**RAW DATA**

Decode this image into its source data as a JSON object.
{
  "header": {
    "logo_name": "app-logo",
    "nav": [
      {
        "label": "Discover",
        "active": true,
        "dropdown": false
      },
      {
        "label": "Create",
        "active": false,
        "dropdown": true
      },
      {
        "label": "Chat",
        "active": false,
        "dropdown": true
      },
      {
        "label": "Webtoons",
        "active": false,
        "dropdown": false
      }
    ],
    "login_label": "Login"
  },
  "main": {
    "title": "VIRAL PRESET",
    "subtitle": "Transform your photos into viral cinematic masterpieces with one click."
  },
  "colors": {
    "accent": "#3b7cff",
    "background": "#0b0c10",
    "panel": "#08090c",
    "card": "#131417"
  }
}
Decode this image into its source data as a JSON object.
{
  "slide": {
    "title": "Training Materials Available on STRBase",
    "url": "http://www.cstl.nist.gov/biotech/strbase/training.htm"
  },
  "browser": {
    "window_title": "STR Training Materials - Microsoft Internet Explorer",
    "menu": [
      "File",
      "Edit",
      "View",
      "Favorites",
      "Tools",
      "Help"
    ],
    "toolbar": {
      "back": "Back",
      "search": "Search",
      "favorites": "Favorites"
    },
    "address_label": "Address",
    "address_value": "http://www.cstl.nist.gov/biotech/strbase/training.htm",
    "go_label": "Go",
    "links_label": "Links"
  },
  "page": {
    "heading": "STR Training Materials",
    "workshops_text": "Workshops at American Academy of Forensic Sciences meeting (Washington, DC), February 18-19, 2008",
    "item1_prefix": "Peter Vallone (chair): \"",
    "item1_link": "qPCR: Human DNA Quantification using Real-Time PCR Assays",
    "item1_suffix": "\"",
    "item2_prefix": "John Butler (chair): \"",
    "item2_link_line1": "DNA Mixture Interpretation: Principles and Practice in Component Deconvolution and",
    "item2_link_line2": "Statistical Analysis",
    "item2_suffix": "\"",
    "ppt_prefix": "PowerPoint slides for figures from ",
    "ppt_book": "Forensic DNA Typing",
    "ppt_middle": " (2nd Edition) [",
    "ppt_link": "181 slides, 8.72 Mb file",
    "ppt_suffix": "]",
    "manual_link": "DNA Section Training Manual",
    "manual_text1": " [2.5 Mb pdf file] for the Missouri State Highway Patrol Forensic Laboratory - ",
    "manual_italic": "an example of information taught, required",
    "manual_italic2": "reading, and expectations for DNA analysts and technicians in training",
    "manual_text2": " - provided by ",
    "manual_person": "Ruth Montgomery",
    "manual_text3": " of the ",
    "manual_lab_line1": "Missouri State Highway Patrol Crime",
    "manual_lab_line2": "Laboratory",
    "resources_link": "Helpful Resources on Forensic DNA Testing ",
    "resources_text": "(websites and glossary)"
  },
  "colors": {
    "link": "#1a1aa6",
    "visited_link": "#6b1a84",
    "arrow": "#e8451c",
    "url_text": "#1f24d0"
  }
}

**WORK ITEM**
Produce a verbatim copy of each record above.

**RESULT OF THIS TASK**
Decode this image into its source data as a JSON object.
{
  "header": {
    "logo_name": "app-logo",
    "nav": [
      {
        "label": "Discover",
        "active": true,
        "dropdown": false
      },
      {
        "label": "Create",
        "active": false,
        "dropdown": true
      },
      {
        "label": "Chat",
        "active": false,
        "dropdown": true
      },
      {
        "label": "Webtoons",
        "active": false,
        "dropdown": false
      }
    ],
    "login_label": "Login"
  },
  "main": {
    "title": "VIRAL PRESET",
    "subtitle": "Transform your photos into viral cinematic masterpieces with one click."
  },
  "colors": {
    "accent": "#3b7cff",
    "background": "#0b0c10",
    "panel": "#08090c",
    "card": "#131417"
  }
}
Decode this image into its source data as a JSON object.
{
  "slide": {
    "title": "Training Materials Available on STRBase",
    "url": "http://www.cstl.nist.gov/biotech/strbase/training.htm"
  },
  "browser": {
    "window_title": "STR Training Materials - Microsoft Internet Explorer",
    "menu": [
      "File",
      "Edit",
      "View",
      "Favorites",
      "Tools",
      "Help"
    ],
    "toolbar": {
      "back": "Back",
      "search": "Search",
      "favorites": "Favorites"
    },
    "address_label": "Address",
    "address_value": "http://www.cstl.nist.gov/biotech/strbase/training.htm",
    "go_label": "Go",
    "links_label": "Links"
  },
  "page": {
    "heading": "STR Training Materials",
    "workshops_text": "Workshops at American Academy of Forensic Sciences meeting (Washington, DC), February 18-19, 2008",
    "item1_prefix": "Peter Vallone (chair): \"",
    "item1_link": "qPCR: Human DNA Quantification using Real-Time PCR Assays",
    "item1_suffix": "\"",
    "item2_prefix": "John Butler (chair): \"",
    "item2_link_line1": "DNA Mixture Interpretation: Principles and Practice in Component Deconvolution and",
    "item2_link_line2": "Statistical Analysis",
    "item2_suffix": "\"",
    "ppt_prefix": "PowerPoint slides for figures from ",
    "ppt_book": "Forensic DNA Typing",
    "ppt_middle": " (2nd Edition) [",
    "ppt_link": "181 slides, 8.72 Mb file",
    "ppt_suffix": "]",
    "manual_link": "DNA Section Training Manual",
    "manual_text1": " [2.5 Mb pdf file] for the Missouri State Highway Patrol Forensic Laboratory - ",
    "manual_italic": "an example of information taught, required",
    "manual_italic2": "reading, and expectations for DNA analysts and technicians in training",
    "manual_text2": " - provided by ",
    "manual_person": "Ruth Montgomery",
    "manual_text3": " of the ",
    "manual_lab_line1": "Missouri State Highway Patrol Crime",
    "manual_lab_line2": "Laboratory",
    "resources_link": "Helpful Resources on Forensic DNA Testing ",
    "resources_text": "(websites and glossary)"
  },
  "colors": {
    "link": "#1a1aa6",
    "visited_link": "#6b1a84",
    "arrow": "#e8451c",
    "url_text": "#1f24d0"
  }
}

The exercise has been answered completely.